Short task:
Update the data from its first line through the line containing "Polygon shape — [185, 136, 271, 185]", replacing every "Polygon shape" with "Polygon region" and leaving everything else unchanged.
═════ Given records ═════
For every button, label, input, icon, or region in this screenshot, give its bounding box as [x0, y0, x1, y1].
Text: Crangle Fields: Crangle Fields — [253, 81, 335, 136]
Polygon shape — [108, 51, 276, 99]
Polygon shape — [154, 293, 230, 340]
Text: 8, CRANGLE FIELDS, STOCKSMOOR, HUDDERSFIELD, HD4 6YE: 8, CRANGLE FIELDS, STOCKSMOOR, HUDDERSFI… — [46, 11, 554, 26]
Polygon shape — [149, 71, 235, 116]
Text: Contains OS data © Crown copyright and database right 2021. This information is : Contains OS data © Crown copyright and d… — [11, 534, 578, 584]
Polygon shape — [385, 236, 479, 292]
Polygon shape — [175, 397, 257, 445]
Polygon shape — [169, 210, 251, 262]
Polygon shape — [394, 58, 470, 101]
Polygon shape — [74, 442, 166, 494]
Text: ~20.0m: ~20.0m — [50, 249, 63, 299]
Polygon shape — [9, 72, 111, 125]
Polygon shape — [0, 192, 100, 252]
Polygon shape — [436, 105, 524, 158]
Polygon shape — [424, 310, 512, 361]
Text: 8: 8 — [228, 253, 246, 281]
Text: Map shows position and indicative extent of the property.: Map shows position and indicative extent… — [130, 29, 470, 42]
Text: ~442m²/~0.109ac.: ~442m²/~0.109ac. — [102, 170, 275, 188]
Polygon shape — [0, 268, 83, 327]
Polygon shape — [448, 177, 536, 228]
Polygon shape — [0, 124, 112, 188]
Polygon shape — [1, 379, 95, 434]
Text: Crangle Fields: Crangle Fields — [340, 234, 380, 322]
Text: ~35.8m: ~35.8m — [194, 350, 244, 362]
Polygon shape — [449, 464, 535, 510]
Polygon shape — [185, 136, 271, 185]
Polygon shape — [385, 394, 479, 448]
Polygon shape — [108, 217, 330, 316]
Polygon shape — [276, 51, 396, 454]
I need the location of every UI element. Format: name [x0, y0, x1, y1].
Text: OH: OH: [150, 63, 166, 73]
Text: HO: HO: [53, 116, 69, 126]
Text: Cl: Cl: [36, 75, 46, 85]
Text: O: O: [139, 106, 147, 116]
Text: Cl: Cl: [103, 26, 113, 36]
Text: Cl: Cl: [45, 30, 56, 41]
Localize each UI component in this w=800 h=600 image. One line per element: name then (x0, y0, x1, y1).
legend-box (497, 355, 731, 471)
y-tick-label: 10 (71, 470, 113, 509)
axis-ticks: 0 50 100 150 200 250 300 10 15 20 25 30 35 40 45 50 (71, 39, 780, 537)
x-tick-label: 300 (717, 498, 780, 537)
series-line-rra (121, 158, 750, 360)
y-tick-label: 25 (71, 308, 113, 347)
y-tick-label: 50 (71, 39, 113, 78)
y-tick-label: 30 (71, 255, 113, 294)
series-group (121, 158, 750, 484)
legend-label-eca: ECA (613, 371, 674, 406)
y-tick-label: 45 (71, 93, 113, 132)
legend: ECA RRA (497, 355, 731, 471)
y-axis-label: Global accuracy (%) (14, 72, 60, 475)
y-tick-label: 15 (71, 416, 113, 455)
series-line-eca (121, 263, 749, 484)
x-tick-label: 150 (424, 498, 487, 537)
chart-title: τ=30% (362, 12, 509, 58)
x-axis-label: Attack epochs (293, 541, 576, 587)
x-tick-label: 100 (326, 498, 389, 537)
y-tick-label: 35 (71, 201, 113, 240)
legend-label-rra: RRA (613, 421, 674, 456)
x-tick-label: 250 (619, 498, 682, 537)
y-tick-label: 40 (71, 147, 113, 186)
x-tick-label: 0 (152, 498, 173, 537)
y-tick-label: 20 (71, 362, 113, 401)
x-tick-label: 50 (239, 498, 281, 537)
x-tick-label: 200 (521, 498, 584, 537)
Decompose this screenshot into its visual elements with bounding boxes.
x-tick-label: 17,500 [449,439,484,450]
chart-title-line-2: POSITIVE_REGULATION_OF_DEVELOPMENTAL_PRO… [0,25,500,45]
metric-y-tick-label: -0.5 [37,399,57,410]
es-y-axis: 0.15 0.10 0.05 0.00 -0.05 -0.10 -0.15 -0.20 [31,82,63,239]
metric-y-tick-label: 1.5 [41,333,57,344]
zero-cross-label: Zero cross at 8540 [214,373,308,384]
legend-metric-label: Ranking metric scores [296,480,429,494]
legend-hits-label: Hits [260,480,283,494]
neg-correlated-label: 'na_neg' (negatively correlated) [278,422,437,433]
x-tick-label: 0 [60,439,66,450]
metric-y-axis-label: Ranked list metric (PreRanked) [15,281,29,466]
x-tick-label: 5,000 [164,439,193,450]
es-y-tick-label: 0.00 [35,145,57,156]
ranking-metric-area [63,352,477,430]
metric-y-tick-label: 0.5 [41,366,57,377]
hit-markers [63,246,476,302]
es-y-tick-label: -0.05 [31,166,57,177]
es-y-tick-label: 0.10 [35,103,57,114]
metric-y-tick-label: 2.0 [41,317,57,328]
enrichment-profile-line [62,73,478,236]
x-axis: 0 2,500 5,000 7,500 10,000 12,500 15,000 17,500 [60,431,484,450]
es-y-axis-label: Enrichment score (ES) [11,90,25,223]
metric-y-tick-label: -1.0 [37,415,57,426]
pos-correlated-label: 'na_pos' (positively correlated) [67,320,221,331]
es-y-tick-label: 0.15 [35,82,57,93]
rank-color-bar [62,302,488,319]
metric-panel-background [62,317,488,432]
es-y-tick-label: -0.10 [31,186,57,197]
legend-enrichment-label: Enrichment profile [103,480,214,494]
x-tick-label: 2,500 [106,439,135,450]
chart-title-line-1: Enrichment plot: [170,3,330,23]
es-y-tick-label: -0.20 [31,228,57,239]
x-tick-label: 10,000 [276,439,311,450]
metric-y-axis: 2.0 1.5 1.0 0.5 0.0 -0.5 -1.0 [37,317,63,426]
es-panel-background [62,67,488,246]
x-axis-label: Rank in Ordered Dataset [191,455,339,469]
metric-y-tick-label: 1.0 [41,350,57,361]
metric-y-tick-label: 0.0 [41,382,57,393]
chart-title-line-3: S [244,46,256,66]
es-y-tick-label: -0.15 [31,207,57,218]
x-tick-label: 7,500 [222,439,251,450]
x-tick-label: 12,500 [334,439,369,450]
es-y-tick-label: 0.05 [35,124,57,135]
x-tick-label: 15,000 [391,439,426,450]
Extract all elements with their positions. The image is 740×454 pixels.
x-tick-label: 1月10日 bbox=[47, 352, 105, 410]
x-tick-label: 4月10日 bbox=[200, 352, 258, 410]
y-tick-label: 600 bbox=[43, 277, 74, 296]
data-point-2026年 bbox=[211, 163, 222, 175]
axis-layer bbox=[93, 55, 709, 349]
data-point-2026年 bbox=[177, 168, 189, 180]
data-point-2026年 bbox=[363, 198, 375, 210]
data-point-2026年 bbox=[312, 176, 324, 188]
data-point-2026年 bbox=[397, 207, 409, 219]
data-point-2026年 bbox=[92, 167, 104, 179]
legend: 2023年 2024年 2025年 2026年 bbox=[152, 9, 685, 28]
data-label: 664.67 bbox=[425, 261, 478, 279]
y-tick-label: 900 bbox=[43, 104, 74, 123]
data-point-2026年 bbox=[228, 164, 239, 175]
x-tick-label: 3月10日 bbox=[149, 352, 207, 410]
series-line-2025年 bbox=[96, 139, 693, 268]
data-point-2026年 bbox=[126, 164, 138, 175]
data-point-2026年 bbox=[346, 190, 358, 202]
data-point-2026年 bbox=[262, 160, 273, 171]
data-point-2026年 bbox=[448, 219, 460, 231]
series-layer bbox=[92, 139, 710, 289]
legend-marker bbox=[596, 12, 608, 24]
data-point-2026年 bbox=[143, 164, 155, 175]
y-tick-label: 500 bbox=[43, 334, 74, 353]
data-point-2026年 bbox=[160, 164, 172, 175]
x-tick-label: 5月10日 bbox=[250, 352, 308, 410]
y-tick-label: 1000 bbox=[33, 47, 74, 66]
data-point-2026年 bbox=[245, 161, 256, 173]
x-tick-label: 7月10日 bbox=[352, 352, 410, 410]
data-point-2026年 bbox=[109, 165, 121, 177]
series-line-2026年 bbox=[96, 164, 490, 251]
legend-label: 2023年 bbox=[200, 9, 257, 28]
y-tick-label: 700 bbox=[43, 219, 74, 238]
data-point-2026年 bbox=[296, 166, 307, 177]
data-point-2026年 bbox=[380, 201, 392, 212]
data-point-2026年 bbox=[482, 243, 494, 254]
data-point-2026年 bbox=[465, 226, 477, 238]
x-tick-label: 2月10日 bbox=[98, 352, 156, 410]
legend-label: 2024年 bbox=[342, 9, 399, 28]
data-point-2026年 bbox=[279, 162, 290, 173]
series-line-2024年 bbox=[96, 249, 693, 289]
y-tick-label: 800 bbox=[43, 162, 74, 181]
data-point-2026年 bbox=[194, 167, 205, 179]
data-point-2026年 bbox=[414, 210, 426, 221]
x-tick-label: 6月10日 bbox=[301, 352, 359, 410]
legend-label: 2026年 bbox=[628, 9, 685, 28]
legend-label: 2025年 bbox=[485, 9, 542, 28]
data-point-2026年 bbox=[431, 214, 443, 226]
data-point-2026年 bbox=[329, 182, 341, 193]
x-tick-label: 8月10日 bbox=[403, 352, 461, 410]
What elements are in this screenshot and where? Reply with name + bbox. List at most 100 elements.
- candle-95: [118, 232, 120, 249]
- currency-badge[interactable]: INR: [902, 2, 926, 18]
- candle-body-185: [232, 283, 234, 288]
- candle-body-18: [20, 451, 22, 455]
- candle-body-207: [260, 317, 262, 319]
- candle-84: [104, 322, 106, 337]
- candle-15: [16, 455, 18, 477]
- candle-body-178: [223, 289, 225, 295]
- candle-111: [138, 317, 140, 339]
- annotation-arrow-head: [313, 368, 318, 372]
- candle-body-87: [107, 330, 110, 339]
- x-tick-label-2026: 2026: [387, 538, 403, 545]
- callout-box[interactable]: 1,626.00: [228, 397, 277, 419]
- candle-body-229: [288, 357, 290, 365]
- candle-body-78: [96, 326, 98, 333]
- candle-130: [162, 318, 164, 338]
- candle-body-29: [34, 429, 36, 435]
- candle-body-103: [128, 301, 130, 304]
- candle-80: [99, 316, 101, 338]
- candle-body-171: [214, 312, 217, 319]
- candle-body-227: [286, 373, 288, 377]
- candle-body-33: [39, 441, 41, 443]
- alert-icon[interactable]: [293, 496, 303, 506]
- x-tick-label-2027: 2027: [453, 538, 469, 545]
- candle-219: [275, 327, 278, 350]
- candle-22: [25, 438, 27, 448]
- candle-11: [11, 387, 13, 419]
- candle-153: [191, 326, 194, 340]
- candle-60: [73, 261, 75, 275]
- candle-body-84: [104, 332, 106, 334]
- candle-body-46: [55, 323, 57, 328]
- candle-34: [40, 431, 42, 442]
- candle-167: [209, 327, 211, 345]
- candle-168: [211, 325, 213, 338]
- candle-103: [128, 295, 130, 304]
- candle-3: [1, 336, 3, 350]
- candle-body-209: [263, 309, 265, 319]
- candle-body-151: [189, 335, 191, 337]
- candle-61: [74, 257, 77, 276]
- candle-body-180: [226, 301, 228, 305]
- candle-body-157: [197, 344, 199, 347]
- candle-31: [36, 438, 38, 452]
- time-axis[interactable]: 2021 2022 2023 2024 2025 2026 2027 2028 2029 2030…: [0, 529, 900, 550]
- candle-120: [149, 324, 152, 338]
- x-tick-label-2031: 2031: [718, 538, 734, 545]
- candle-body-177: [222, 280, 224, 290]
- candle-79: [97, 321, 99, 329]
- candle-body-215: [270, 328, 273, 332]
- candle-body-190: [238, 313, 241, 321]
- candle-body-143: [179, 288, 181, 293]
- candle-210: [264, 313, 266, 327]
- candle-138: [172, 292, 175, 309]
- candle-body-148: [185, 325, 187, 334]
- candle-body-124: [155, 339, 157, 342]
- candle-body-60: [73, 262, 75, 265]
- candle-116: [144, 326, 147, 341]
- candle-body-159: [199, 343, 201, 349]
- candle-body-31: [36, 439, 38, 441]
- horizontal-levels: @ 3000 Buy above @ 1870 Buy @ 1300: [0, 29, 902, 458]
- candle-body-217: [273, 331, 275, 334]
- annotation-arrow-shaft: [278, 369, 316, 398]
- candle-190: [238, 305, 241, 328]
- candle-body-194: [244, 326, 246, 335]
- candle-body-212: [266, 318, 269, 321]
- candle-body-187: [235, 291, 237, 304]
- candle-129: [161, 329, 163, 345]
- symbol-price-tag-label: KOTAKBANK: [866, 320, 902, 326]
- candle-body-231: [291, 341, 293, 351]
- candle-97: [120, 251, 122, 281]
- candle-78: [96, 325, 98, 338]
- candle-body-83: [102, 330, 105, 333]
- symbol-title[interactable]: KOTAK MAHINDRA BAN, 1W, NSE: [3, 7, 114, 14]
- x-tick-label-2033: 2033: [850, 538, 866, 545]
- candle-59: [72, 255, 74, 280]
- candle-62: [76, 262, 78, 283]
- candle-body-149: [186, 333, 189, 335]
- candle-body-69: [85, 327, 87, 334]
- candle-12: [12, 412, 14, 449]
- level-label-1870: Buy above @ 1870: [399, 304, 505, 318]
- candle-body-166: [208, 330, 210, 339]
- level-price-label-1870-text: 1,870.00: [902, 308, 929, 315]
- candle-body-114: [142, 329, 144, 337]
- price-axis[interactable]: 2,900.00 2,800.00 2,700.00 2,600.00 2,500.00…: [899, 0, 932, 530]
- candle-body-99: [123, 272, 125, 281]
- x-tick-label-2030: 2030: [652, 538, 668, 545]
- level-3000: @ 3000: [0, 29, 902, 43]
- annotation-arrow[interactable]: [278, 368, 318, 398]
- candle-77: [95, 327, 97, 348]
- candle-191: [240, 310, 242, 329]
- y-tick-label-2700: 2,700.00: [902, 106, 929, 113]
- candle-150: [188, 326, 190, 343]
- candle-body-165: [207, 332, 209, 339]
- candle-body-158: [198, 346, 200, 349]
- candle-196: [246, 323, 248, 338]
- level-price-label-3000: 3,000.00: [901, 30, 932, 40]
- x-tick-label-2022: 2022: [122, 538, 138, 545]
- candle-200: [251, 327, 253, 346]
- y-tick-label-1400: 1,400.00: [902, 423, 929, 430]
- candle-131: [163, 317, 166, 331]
═════
Output for this exercise:
For every button, label, input, icon, or region in this screenshot, give its bounding box as [x0, y0, x1, y1].
Text: Crangle Fields: Crangle Fields — [253, 81, 335, 136]
Polygon region — [108, 51, 276, 99]
Polygon region — [154, 293, 230, 340]
Text: 8, CRANGLE FIELDS, STOCKSMOOR, HUDDERSFIELD, HD4 6YE: 8, CRANGLE FIELDS, STOCKSMOOR, HUDDERSFI… — [46, 11, 554, 26]
Polygon region — [149, 71, 235, 116]
Text: Contains OS data © Crown copyright and database right 2021. This information is : Contains OS data © Crown copyright and d… — [11, 534, 578, 584]
Polygon region — [385, 236, 479, 292]
Polygon region — [175, 397, 257, 445]
Polygon region — [169, 210, 251, 262]
Polygon region — [394, 58, 470, 101]
Polygon region — [74, 442, 166, 494]
Text: ~20.0m: ~20.0m — [50, 249, 63, 299]
Polygon region — [9, 72, 111, 125]
Polygon region — [0, 192, 100, 252]
Polygon region — [436, 105, 524, 158]
Polygon region — [424, 310, 512, 361]
Text: 8: 8 — [228, 253, 246, 281]
Text: Map shows position and indicative extent of the property.: Map shows position and indicative extent… — [130, 29, 470, 42]
Text: ~442m²/~0.109ac.: ~442m²/~0.109ac. — [102, 170, 275, 188]
Polygon region — [0, 268, 83, 327]
Polygon region — [448, 177, 536, 228]
Polygon region — [0, 124, 112, 188]
Polygon region — [1, 379, 95, 434]
Text: Crangle Fields: Crangle Fields — [340, 234, 380, 322]
Text: ~35.8m: ~35.8m — [194, 350, 244, 362]
Polygon region — [449, 464, 535, 510]
Polygon region — [185, 136, 271, 185]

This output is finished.